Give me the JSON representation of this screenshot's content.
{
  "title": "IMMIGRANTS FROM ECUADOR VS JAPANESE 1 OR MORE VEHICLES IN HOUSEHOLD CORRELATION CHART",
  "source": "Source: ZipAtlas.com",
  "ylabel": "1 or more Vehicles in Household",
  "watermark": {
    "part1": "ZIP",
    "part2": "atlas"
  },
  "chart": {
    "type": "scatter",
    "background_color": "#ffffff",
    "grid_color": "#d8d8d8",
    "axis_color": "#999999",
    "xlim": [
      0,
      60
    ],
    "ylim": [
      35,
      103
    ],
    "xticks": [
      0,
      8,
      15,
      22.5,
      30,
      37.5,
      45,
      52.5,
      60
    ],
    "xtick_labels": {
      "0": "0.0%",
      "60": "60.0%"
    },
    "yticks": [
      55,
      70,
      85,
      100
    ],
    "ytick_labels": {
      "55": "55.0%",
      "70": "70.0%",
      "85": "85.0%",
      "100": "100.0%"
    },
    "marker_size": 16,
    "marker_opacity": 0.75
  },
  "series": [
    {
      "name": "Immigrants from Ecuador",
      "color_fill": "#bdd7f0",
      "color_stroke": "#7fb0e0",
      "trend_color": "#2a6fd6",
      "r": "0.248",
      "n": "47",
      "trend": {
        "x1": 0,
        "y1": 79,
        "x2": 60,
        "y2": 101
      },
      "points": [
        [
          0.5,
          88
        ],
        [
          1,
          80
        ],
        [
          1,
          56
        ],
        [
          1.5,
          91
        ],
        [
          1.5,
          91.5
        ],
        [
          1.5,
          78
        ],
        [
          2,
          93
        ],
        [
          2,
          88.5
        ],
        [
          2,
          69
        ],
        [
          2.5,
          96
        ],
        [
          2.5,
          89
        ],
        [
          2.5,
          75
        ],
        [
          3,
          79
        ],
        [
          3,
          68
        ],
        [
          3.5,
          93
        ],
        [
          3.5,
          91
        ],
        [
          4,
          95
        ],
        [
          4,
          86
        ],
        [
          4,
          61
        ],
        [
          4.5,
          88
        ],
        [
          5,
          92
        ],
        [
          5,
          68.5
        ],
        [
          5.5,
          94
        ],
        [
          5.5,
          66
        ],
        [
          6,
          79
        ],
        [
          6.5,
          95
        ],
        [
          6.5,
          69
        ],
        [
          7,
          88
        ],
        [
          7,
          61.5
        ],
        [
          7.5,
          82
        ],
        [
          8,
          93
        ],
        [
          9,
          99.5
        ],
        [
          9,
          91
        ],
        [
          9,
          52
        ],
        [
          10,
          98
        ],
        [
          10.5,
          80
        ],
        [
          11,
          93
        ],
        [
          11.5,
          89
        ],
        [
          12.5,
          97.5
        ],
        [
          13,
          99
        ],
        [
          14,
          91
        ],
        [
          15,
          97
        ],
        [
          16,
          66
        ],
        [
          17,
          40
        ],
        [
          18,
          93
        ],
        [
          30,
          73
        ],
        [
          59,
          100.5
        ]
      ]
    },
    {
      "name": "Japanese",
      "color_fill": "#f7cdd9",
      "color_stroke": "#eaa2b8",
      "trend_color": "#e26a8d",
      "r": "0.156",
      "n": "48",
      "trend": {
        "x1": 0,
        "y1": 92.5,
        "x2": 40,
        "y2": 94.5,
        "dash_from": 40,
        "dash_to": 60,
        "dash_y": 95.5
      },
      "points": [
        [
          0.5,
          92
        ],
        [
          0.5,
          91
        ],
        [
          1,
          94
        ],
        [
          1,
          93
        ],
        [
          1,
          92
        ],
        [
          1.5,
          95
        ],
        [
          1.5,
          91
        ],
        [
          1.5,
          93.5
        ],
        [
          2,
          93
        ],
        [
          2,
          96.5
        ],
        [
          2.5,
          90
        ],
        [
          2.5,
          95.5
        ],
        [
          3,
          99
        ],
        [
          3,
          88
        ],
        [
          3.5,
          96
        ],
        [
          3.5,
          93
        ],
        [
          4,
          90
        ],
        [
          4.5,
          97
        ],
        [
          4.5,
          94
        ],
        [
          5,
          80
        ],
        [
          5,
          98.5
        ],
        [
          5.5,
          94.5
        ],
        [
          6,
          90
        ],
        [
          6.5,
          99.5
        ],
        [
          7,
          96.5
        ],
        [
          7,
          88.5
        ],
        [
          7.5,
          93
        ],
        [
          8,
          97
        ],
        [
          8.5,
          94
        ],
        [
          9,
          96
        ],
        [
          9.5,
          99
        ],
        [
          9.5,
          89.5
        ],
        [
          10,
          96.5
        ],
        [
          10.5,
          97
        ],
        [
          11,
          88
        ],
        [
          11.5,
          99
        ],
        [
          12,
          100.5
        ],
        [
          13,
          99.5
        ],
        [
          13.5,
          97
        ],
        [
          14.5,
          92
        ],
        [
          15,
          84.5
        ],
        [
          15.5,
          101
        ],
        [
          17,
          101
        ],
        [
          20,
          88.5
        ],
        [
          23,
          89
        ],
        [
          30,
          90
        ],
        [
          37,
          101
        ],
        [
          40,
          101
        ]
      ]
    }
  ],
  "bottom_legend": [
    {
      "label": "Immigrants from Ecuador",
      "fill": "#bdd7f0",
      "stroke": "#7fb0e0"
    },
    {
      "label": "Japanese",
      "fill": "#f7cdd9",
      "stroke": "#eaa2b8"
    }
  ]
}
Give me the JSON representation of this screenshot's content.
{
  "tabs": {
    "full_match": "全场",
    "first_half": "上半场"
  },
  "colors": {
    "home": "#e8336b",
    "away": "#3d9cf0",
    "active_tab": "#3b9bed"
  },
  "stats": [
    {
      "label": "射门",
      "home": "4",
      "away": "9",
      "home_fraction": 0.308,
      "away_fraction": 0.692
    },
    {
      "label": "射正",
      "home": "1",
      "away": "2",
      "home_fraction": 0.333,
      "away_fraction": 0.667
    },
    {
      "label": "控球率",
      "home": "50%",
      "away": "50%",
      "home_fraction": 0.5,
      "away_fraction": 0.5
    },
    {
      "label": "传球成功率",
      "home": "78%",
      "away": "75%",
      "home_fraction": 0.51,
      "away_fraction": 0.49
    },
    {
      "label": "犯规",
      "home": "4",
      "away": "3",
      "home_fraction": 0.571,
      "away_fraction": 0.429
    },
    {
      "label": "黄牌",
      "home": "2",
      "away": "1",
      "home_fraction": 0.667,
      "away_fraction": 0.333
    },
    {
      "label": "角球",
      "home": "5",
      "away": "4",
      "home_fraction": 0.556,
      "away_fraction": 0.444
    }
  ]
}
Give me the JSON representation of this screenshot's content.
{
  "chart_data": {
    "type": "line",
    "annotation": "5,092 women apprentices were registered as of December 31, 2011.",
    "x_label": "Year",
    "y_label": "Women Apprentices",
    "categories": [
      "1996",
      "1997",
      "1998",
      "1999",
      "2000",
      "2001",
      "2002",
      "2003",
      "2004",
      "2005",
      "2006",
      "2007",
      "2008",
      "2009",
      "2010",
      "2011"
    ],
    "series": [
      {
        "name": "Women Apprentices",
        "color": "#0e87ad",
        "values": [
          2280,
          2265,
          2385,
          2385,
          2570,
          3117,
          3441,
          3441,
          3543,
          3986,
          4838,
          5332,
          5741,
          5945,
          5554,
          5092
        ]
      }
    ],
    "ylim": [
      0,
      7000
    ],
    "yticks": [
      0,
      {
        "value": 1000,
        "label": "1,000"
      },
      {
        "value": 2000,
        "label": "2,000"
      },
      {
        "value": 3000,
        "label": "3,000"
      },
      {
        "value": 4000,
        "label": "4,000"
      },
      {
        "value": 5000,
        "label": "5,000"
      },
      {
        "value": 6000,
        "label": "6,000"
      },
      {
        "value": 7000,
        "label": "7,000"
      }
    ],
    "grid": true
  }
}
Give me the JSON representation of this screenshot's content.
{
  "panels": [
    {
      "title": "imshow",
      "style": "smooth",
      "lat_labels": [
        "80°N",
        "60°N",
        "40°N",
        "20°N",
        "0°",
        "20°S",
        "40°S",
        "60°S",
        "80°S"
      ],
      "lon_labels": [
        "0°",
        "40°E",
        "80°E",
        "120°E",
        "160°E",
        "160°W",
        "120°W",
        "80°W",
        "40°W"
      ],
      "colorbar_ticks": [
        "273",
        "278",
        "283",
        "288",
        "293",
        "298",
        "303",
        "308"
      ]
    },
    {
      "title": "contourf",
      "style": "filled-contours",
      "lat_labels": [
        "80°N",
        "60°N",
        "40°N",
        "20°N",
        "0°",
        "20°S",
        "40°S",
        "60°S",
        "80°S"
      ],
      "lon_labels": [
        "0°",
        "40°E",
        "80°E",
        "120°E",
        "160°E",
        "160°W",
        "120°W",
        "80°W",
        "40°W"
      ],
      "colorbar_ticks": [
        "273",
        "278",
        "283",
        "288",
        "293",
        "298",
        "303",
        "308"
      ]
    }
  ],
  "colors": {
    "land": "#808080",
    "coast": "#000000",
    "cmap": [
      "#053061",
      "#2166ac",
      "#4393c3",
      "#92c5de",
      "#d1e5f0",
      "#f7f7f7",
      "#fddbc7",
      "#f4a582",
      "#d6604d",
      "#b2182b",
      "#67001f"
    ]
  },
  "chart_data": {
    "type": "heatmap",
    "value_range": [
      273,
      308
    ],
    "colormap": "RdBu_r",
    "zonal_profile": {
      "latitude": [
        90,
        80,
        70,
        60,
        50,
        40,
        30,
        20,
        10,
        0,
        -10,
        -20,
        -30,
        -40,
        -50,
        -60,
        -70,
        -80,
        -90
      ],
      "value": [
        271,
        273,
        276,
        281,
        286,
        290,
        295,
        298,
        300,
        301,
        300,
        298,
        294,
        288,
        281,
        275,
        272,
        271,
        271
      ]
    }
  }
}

- - - -

# Job
Make a list of all lines in the data that contain "name".

# Expected answer
      "name": "Immigrants from Ecuador",
      "name": "Japanese",
        "name": "Women Apprentices",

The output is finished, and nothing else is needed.